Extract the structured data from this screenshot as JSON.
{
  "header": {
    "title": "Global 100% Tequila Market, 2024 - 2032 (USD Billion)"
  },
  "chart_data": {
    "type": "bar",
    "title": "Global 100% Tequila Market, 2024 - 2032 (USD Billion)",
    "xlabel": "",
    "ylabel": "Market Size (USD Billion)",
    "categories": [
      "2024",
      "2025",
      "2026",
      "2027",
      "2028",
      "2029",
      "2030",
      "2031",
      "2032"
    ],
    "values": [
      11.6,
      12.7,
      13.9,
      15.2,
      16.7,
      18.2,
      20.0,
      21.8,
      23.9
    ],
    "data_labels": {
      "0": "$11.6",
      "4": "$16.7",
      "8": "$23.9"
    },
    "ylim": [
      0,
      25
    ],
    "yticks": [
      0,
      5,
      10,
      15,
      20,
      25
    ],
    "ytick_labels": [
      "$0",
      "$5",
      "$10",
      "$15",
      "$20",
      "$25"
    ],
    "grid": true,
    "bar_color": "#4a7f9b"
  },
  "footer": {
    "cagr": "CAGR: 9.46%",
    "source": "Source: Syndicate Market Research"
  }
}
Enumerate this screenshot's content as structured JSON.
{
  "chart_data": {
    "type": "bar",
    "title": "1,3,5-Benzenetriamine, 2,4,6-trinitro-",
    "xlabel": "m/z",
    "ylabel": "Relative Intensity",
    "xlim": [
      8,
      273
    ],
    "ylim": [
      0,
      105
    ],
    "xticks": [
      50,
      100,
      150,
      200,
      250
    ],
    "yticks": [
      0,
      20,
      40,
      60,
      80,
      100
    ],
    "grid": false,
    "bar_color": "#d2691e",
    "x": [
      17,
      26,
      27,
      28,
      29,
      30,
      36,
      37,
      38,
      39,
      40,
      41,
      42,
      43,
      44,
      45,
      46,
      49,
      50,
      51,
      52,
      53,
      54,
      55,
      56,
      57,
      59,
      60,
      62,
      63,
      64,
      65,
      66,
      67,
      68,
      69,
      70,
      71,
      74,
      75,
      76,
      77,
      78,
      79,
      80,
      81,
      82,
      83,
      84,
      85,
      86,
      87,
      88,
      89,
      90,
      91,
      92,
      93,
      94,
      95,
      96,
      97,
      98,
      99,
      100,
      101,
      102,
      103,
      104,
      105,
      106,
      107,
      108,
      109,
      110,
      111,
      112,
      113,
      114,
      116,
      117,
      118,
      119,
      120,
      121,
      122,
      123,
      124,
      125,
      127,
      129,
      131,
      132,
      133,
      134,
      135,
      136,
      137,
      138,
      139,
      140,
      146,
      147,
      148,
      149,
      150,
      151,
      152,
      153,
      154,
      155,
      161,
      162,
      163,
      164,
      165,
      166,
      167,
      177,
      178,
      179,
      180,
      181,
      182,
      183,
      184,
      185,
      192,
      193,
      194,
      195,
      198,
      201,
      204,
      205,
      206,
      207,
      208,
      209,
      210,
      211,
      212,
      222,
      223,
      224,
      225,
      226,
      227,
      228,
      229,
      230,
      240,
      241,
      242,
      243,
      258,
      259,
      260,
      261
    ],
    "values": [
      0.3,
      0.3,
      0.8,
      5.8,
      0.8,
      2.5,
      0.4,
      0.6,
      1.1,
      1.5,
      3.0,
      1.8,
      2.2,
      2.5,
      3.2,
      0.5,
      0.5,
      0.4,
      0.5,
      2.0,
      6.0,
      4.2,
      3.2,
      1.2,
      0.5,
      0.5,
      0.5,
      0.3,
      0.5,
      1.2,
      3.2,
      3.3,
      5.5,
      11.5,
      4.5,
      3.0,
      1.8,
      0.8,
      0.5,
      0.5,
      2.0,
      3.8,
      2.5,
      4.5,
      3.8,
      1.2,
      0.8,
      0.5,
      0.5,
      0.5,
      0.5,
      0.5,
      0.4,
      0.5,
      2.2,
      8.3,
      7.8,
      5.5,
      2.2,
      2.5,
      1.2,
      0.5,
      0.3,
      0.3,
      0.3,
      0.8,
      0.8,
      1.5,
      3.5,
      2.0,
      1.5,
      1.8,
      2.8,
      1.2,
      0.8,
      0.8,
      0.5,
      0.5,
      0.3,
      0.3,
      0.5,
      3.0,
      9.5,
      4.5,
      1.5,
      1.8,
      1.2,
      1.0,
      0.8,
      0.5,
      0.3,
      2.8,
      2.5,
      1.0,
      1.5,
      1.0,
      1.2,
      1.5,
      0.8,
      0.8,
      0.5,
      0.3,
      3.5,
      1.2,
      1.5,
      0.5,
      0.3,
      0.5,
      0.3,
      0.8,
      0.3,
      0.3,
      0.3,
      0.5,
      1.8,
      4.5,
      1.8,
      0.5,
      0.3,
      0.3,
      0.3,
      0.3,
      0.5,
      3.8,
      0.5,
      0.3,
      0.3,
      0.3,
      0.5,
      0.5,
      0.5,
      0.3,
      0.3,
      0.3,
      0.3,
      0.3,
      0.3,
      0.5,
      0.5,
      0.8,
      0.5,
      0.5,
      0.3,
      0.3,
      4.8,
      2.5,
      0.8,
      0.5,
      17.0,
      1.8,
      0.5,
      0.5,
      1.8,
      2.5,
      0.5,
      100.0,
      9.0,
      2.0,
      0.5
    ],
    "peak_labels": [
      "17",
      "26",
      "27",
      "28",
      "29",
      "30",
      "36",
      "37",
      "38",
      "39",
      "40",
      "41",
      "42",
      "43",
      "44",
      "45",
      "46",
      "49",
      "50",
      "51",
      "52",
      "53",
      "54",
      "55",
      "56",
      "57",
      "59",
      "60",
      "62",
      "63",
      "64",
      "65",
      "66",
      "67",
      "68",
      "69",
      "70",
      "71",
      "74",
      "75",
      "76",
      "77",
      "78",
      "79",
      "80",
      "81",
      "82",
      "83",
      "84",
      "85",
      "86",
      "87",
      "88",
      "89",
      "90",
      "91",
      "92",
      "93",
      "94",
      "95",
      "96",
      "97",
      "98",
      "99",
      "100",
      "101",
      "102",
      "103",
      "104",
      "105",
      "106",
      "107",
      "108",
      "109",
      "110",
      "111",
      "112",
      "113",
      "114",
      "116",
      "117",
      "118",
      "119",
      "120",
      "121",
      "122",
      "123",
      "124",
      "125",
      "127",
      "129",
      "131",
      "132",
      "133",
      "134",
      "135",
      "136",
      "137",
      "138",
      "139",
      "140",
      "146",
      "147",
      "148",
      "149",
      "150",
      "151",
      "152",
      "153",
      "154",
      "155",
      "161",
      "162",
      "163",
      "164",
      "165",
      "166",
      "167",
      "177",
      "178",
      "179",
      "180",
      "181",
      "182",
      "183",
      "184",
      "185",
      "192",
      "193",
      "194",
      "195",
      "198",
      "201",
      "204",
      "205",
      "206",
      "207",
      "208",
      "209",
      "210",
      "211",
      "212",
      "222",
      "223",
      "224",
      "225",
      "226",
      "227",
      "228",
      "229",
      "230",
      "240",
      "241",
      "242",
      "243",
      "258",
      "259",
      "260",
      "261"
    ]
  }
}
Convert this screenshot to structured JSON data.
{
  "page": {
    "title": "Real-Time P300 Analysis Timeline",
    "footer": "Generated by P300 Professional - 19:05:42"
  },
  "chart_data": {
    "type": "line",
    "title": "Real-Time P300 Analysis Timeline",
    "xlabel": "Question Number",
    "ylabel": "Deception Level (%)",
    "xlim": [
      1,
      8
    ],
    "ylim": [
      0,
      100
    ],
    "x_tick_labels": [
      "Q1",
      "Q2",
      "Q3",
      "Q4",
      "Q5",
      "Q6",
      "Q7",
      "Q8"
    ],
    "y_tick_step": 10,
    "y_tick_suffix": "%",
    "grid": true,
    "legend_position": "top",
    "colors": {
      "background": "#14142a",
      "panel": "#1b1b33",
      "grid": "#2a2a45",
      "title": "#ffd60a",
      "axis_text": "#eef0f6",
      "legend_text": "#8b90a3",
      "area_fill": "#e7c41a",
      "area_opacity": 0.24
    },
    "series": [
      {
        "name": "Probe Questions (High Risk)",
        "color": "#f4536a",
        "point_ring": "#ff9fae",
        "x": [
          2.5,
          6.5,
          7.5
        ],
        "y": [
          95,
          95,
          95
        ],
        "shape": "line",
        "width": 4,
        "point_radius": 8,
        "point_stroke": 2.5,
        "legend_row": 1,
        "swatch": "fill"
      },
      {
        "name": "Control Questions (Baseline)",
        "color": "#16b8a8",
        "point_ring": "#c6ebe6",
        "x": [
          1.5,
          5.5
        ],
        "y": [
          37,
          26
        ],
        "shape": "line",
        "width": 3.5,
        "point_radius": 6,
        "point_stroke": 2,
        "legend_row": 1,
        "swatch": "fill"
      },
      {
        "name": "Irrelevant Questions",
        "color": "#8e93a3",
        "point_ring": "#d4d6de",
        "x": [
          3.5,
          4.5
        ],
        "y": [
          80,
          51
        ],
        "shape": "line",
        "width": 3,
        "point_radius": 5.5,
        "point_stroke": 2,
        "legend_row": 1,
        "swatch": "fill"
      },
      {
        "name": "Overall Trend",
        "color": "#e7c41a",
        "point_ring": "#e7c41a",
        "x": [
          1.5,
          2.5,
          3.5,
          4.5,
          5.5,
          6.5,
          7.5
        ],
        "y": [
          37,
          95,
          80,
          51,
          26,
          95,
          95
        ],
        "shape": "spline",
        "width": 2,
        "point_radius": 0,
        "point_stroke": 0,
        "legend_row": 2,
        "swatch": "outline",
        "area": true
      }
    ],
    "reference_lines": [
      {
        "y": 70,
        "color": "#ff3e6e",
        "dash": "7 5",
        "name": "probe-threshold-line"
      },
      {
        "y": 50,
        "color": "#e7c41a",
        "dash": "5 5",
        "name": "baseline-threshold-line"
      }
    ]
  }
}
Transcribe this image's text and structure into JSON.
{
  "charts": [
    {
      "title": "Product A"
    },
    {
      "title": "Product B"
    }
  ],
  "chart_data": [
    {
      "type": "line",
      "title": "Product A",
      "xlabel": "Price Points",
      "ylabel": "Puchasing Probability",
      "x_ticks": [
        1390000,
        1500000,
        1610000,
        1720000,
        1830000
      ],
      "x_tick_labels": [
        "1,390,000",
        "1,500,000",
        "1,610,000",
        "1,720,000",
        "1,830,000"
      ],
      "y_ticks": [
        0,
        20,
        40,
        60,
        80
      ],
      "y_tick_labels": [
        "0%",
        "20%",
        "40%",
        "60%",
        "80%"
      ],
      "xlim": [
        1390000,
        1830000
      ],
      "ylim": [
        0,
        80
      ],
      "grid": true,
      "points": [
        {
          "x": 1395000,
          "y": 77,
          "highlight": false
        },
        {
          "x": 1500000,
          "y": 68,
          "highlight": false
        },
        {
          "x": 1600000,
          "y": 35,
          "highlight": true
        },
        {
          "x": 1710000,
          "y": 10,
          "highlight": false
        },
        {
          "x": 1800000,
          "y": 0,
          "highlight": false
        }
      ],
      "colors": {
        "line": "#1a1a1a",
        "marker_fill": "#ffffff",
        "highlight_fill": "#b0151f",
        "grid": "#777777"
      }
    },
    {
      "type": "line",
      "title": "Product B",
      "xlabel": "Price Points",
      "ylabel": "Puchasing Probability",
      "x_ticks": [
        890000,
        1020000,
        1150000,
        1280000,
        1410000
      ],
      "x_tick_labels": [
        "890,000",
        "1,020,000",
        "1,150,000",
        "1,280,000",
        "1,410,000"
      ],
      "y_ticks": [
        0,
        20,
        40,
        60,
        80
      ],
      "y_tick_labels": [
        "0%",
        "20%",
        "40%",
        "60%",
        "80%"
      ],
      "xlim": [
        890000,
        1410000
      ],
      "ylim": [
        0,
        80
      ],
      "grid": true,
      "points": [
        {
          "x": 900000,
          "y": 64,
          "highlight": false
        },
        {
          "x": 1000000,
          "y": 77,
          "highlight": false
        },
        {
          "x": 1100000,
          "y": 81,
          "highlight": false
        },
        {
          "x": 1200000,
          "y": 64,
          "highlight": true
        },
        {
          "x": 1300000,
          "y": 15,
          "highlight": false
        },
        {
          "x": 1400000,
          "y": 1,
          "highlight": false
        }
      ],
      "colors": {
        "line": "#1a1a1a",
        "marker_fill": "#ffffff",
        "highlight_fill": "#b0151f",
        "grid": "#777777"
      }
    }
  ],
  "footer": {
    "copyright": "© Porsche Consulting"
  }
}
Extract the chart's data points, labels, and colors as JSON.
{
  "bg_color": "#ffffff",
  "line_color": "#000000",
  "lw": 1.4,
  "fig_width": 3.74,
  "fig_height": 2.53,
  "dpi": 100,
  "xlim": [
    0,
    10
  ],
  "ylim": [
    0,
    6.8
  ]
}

========

• [Task directions] How many lines of these entries hold the string "structured"? Answer with the number alone.

• [The result] 3